Stated exercise: Find each line containing the string "icon". Copy it.

══════

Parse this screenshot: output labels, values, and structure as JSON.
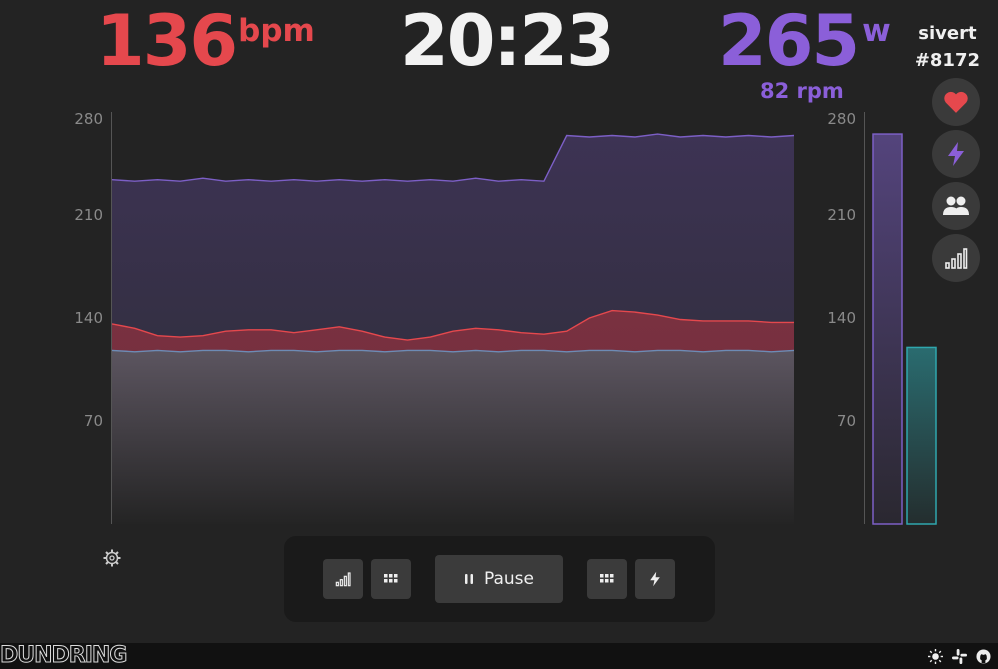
{
  "metrics": {
    "heart_rate": {
      "value": "136",
      "unit": "bpm",
      "color": "#e5484d"
    },
    "timer": "20:23",
    "power": {
      "value": "265",
      "unit": "w",
      "color": "#8b5fd9"
    },
    "cadence": "82 rpm"
  },
  "user": {
    "name": "sivert",
    "id": "#8172"
  },
  "side_buttons": [
    "heart-icon",
    "bolt-icon",
    "users-icon",
    "bar-chart-icon"
  ],
  "chart_data": [
    {
      "type": "area",
      "y_ticks": [
        "280",
        "210",
        "140",
        "70"
      ],
      "ylim": [
        0,
        280
      ],
      "series": [
        {
          "color": "#7c5fc6",
          "values": [
            234,
            233,
            234,
            233,
            235,
            233,
            234,
            233,
            234,
            233,
            234,
            233,
            234,
            233,
            234,
            233,
            235,
            233,
            234,
            233,
            264,
            263,
            264,
            263,
            265,
            263,
            264,
            263,
            264,
            263,
            264
          ]
        },
        {
          "color": "#e5484d",
          "values": [
            136,
            133,
            128,
            127,
            128,
            131,
            132,
            132,
            130,
            132,
            134,
            131,
            127,
            125,
            127,
            131,
            133,
            132,
            130,
            129,
            131,
            140,
            145,
            144,
            142,
            139,
            138,
            138,
            138,
            137,
            137
          ]
        },
        {
          "color": "#6d8bb5",
          "values": [
            118,
            117,
            118,
            117,
            118,
            118,
            117,
            118,
            118,
            117,
            118,
            118,
            117,
            118,
            118,
            117,
            118,
            117,
            118,
            118,
            117,
            118,
            118,
            117,
            118,
            118,
            117,
            118,
            118,
            117,
            118
          ]
        }
      ]
    },
    {
      "type": "bar",
      "y_ticks": [
        "280",
        "210",
        "140",
        "70"
      ],
      "ylim": [
        0,
        280
      ],
      "series": [
        {
          "color": "#7c5fc6",
          "values": [
            265
          ]
        },
        {
          "color": "#2fa7ae",
          "values": [
            120
          ]
        }
      ]
    }
  ],
  "toolbar": {
    "pause_label": "Pause"
  },
  "footer": {
    "logo": "DUNDRING"
  }
}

══════

Full answer:
    "heart-icon",
    "bolt-icon",
    "users-icon",
    "bar-chart-icon"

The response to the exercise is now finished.